# DEINE AUFGABE 1
Wohin wurde laut dem Forenthread über falsche Nato-Profile bei Facebook die Spur zurückverfolgt?
# DEINE AUFGABE 2
Fass im Forenthread über falsche Nato-Profile bei Facebook den Absatz, der mit „Das kann jeder Volldepp“ beginnt, als kurze Liste zusammen.
# DEINE AUFGABE 3
Liefere die Fortsetzung des Forenthreads über falsche Nato-Profile bei Facebook ab der Stelle, an der er aufhört.

━━━ VORLIEGENDER TEXT

# Unbekannte geben sich bei Facebook als Nato Generäle aus und erbeuten Daten.



## Alterac (11. März 2012)

*Unbekannte geben sich bei Facebook als Nato Generäle aus und erbeuten Daten.*

Hallo Leute,

Unbekannte haben sich bei Facebook als Nato Admiräle angemeldet und so Daten erbeutet.

Ein Ziel der Spionage war der US General James Stavridis.

James Stavridis ist der verantwortliche Oberbefehlshaber der Nato.

Die Fremden wollten so Daten aus seinem Umfeld erhalten.

Die Spur wurde zurück nach China verfolgt.

Spionage per Facebook: Unbekannte geben sich als Nato-Admiral aus - SPIEGEL ONLINE - Nachrichten - Netzwelt


----------



## Darkfleet85 (11. März 2012)

*AW: Unbekannte geben sich bei Facebook als Nato Generäle aus und erbeuten Daten.*



Alterac schrieb:


> Hallo Leute,
> 
> Unbekannte haben sich bei Facebook als Nato Admiräle angemeldet und so Daten erbeutet.
> 
> ...



Das kann jeder Volldepp irgendein Fakeprofil eröffnen. Nichts spezielles und neues schon gar nicht. Die diskutieren sicher nicht in FB über irgendwelche geheimen Dinge. So dumm sind selbst die hoffentlich nicht
Wer weiss vielleicht sind diese FB-Freunde ja auch nur von Fakeprofilen. Also überhaupt keine verlässliche Quelle. Wenn irgendeine Regierung informationen über jemanden will, dann gibt es andere Möglichkeiten.

Man kann ihn auch beschatten lassen, dann weiss man auch wer seine Freunde sind etc.

━━━━━━
━━━ VORLIEGENDE DATEN

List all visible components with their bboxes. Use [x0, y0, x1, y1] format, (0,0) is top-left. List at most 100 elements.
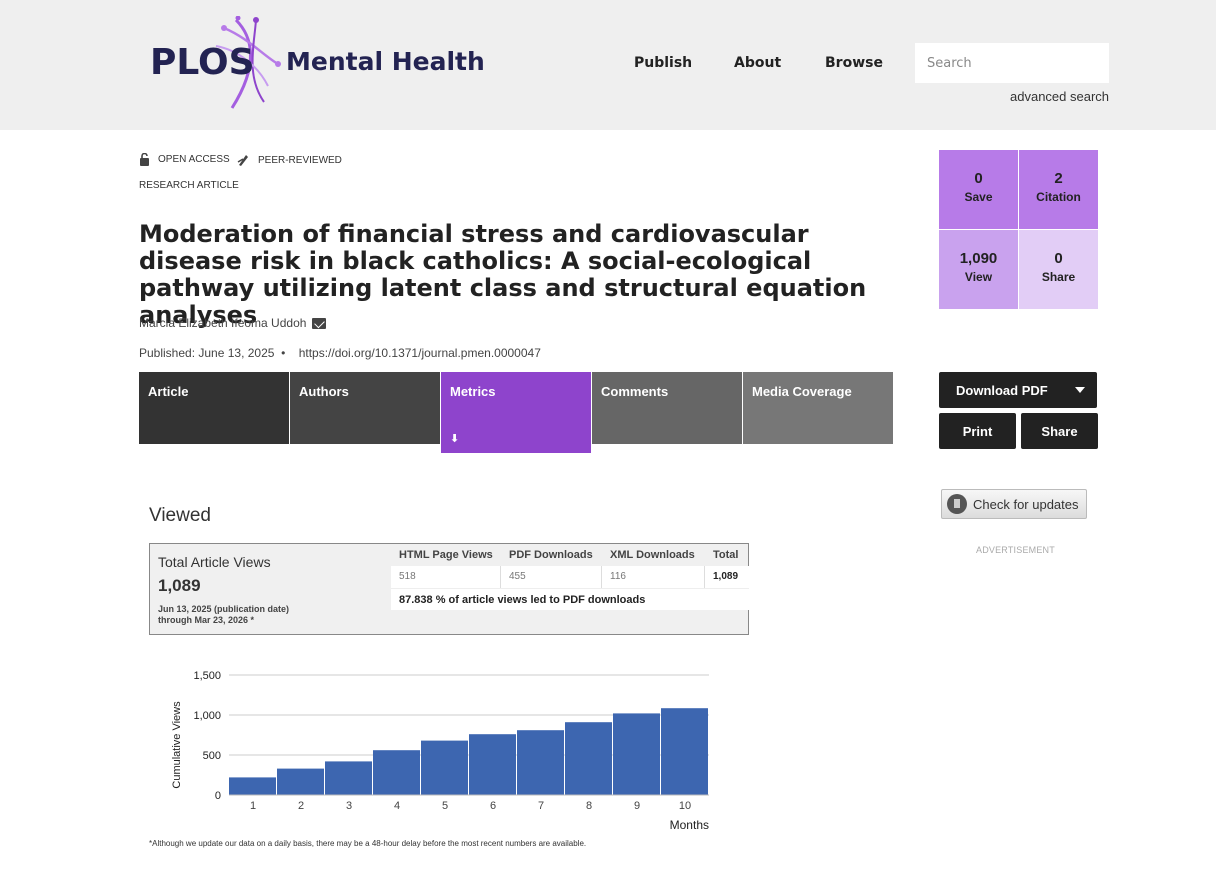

━━━━━━

# LÖSUNG 1
Nach China.

# LÖSUNG 2
- Ein Fakeprofil kann jeder eröffnen; das ist weder besonders noch neu.
- Geheime Dinge werden auf Facebook vermutlich nicht besprochen.
- Die Facebook-Freunde könnten selbst Fakeprofile sein, deshalb ist das keine verlässliche Quelle.
- Eine Regierung hat andere Möglichkeiten, an Informationen über jemanden zu kommen.

# LÖSUNG 3
Auf FB findet man viele Daten und Möchtegernskandale. Nur kann man denen keinen Glauben schenken. Wie es z.B mit "Chakie Chan ist gestorben" war. Irgend ein Pfosten hat das gepostet und innert ein paar Stunden glaubte alle Welt es stimme.


----------



## kühlprofi (11. März 2012)

*AW: Unbekannte geben sich bei Facebook als Nato Generäle aus und erbeuten Daten.*

Ausserdem steht auf der Newsseite sowieso nichts von "Daten erbeutet" im Gegenteil. 
So ein Schwachsinn


----------



## micsterni14 (11. März 2012)

*AW: Unbekannte geben sich bei Facebook als Nato Generäle aus und erbeuten Daten.*

eindeutig ein fake! ... es gibt garkeine generale!

...spaß ist, wenn man trotzdem lacht....


----------



## derP4computer (11. März 2012)

*AW: Unbekannte geben sich bei Facebook als Nato Generäle aus und erbeuten Daten.*

Und erst der Wechsel in der Überschrift *"Nato Generäle"* zum Inhalt *"Nato Admiräle"* ist ja krass.
Da wird der langjährige Soldat beim Heer plötzlich zum Marine Angehörigen.


----------



## Darkfleet85 (11. März 2012)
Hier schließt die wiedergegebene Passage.